=== Work to be completed ===
Extract the complete listing and repeat it word for word.

=== Available data ===
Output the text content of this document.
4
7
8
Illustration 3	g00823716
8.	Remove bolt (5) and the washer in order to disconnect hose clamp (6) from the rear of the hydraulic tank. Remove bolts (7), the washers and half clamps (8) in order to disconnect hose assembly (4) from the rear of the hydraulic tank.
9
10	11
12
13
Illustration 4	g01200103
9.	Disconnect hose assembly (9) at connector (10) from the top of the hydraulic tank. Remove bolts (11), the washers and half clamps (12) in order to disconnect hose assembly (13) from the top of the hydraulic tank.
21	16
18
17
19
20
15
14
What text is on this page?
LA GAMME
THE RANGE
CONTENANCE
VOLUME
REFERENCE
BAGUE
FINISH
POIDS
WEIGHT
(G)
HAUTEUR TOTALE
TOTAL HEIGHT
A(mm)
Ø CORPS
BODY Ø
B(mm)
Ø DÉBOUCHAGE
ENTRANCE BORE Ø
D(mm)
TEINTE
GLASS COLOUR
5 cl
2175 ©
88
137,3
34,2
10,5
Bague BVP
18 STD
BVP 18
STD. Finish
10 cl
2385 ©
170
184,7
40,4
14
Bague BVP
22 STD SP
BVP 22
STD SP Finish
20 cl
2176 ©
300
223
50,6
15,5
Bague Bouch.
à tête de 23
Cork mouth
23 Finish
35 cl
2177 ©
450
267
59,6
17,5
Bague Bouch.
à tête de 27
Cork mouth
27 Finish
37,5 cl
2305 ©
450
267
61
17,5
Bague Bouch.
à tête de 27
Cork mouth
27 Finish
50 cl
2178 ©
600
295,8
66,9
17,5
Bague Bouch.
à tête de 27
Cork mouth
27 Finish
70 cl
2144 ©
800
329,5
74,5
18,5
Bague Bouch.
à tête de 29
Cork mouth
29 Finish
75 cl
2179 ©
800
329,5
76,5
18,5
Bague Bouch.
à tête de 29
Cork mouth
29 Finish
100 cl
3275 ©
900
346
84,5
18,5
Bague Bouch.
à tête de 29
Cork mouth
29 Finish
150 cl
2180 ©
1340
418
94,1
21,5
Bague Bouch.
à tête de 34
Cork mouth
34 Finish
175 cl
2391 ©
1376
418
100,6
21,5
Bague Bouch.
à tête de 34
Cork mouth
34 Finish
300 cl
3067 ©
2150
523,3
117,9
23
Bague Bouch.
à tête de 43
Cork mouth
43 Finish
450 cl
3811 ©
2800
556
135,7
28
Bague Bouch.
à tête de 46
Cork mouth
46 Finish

=== Written response ===
Output the text content of this document.
4
7
8
Illustration 3	g00823716
8.	Remove bolt (5) and the washer in order to disconnect hose clamp (6) from the rear of the hydraulic tank. Remove bolts (7), the washers and half clamps (8) in order to disconnect hose assembly (4) from the rear of the hydraulic tank.
9
10	11
12
13
Illustration 4	g01200103
9.	Disconnect hose assembly (9) at connector (10) from the top of the hydraulic tank. Remove bolts (11), the washers and half clamps (12) in order to disconnect hose assembly (13) from the top of the hydraulic tank.
21	16
18
17
19
20
15
14
What text is on this page?
LA GAMME
THE RANGE
CONTENANCE
VOLUME
REFERENCE
BAGUE
FINISH
POIDS
WEIGHT
(G)
HAUTEUR TOTALE
TOTAL HEIGHT
A(mm)
Ø CORPS
BODY Ø
B(mm)
Ø DÉBOUCHAGE
ENTRANCE BORE Ø
D(mm)
TEINTE
GLASS COLOUR
5 cl
2175 ©
88
137,3
34,2
10,5
Bague BVP
18 STD
BVP 18
STD. Finish
10 cl
2385 ©
170
184,7
40,4
14
Bague BVP
22 STD SP
BVP 22
STD SP Finish
20 cl
2176 ©
300
223
50,6
15,5
Bague Bouch.
à tête de 23
Cork mouth
23 Finish
35 cl
2177 ©
450
267
59,6
17,5
Bague Bouch.
à tête de 27
Cork mouth
27 Finish
37,5 cl
2305 ©
450
267
61
17,5
Bague Bouch.
à tête de 27
Cork mouth
27 Finish
50 cl
2178 ©
600
295,8
66,9
17,5
Bague Bouch.
à tête de 27
Cork mouth
27 Finish
70 cl
2144 ©
800
329,5
74,5
18,5
Bague Bouch.
à tête de 29
Cork mouth
29 Finish
75 cl
2179 ©
800
329,5
76,5
18,5
Bague Bouch.
à tête de 29
Cork mouth
29 Finish
100 cl
3275 ©
900
346
84,5
18,5
Bague Bouch.
à tête de 29
Cork mouth
29 Finish
150 cl
2180 ©
1340
418
94,1
21,5
Bague Bouch.
à tête de 34
Cork mouth
34 Finish
175 cl
2391 ©
1376
418
100,6
21,5
Bague Bouch.
à tête de 34
Cork mouth
34 Finish
300 cl
3067 ©
2150
523,3
117,9
23
Bague Bouch.
à tête de 43
Cork mouth
43 Finish
450 cl
3811 ©
2800
556
135,7
28
Bague Bouch.
à tête de 46
Cork mouth
46 Finish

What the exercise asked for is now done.